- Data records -

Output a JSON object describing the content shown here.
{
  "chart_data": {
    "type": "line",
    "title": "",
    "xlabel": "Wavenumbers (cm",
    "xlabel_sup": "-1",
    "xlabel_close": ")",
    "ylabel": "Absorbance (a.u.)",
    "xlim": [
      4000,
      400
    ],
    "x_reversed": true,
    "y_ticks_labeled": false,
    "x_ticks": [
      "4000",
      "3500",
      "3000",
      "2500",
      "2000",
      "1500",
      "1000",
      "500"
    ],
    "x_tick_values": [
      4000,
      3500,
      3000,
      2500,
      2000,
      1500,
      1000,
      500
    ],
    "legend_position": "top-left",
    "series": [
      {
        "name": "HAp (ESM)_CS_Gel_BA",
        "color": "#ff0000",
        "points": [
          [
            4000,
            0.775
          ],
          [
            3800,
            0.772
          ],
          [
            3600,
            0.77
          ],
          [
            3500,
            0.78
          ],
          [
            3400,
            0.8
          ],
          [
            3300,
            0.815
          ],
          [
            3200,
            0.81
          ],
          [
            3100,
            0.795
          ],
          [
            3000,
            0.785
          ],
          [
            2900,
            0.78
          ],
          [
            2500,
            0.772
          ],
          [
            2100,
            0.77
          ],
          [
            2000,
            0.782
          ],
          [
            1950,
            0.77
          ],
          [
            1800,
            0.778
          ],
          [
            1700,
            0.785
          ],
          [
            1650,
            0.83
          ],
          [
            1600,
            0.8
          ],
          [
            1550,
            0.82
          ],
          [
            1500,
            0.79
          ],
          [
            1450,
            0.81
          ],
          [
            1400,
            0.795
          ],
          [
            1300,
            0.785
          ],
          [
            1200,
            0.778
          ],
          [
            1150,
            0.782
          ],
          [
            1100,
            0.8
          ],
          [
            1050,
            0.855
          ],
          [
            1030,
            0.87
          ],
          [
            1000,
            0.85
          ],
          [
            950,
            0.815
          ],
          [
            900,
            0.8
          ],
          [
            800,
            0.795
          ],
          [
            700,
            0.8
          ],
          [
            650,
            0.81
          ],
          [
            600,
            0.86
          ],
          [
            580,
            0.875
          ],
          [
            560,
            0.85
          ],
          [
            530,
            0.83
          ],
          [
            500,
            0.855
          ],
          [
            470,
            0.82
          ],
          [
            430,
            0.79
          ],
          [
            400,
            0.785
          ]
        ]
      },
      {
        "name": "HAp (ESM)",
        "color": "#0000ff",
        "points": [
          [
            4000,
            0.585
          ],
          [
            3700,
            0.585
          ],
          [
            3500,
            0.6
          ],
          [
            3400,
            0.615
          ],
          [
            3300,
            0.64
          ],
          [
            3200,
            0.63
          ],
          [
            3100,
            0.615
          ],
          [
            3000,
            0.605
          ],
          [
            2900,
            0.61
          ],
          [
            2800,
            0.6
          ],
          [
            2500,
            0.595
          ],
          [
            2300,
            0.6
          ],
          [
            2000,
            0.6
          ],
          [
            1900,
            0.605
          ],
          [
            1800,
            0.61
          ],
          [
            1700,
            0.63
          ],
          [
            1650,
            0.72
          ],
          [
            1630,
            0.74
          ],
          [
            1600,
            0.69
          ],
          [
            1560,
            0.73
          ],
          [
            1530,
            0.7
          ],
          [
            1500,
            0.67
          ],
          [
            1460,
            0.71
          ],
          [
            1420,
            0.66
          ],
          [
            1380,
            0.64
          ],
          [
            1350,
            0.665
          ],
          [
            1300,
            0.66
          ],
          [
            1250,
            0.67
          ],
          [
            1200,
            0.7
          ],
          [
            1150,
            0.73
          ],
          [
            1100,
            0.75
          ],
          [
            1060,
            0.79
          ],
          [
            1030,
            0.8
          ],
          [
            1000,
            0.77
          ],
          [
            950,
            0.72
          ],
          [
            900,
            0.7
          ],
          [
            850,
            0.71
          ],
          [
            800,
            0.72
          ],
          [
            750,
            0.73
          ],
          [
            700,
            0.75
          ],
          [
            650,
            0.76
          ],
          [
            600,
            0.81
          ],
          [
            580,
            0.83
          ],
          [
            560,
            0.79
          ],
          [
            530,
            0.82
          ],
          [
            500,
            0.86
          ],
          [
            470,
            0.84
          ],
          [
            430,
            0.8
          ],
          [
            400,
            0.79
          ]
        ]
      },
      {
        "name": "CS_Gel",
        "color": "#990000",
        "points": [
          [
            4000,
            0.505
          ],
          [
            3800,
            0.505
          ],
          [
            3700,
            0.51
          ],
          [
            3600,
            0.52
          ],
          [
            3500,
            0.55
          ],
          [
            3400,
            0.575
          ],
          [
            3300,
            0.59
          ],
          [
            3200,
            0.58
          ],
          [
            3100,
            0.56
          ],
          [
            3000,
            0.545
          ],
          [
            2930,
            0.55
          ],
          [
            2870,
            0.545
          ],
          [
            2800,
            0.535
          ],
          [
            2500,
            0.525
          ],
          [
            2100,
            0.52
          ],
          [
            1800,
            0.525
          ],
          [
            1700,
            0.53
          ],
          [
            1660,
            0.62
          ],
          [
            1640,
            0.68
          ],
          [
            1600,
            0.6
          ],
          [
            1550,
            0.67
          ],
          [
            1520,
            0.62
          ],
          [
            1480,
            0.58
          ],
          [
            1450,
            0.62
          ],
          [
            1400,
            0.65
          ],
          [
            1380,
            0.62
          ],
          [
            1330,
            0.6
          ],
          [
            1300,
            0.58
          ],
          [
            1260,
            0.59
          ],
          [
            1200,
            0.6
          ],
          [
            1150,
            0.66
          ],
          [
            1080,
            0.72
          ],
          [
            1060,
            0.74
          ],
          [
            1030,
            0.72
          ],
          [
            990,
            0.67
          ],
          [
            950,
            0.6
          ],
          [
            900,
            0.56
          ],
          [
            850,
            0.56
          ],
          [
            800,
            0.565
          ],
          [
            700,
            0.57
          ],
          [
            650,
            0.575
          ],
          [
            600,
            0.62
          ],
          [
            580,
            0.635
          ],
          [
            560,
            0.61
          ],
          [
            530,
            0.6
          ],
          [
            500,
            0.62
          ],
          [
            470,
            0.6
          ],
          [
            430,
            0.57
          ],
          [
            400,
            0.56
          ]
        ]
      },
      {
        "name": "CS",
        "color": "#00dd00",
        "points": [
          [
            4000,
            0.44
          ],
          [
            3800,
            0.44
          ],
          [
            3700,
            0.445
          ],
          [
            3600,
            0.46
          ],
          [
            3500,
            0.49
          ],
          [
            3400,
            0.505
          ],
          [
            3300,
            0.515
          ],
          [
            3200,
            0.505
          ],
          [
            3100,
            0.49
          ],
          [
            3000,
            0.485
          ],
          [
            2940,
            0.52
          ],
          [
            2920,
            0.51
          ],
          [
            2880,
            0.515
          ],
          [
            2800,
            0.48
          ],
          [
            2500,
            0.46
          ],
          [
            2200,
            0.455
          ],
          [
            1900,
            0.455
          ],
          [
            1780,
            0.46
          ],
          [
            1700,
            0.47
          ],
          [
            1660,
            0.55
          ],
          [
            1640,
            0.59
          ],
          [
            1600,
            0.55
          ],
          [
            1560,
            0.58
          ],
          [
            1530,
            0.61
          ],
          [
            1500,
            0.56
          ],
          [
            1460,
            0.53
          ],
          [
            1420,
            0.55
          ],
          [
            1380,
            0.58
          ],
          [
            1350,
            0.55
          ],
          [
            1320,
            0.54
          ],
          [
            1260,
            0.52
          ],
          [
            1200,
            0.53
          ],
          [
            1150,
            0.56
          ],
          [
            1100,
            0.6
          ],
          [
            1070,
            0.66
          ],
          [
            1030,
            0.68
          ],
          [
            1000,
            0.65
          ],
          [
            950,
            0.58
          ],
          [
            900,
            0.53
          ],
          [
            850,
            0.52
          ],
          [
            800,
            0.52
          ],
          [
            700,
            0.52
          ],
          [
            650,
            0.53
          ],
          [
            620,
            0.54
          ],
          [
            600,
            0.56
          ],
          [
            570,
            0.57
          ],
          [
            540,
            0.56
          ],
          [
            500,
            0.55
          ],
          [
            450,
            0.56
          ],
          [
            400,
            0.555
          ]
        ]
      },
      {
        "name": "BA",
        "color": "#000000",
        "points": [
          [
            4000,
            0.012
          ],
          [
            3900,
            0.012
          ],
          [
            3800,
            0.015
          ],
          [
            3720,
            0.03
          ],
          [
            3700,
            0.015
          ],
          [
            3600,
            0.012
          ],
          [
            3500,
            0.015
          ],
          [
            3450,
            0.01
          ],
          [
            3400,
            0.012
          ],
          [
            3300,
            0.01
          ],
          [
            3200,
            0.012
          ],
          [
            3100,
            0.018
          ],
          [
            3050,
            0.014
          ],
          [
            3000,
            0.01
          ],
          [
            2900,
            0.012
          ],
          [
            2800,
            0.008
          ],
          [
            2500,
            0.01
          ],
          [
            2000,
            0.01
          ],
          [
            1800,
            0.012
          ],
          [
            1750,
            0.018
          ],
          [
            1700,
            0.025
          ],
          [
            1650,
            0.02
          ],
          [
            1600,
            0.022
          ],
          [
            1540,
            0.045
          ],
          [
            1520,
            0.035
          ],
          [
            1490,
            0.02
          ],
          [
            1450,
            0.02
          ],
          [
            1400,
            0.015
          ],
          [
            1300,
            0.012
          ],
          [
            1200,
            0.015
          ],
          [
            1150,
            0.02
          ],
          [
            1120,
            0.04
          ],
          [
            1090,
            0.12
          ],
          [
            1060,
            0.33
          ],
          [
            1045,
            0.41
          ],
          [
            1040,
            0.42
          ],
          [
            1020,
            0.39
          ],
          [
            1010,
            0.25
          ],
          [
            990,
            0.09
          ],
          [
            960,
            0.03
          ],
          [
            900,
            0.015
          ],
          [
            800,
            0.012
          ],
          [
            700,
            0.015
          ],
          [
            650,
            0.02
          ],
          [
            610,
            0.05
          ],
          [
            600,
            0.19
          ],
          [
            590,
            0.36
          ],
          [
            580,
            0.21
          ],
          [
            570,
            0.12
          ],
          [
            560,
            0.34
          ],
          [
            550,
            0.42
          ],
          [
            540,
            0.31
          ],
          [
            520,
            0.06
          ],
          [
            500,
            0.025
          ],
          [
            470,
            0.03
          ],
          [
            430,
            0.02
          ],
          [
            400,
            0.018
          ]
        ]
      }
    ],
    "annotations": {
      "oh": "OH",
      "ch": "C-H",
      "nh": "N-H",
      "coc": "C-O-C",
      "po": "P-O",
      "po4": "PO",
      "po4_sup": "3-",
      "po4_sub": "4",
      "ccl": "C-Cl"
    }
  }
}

- OBJECTIVE -
Go through the material above and copy each line that has the word "color".

- RESPONSE TO THE TASK -
        "color": "#ff0000",
        "color": "#0000ff",
        "color": "#990000",
        "color": "#00dd00",
        "color": "#000000",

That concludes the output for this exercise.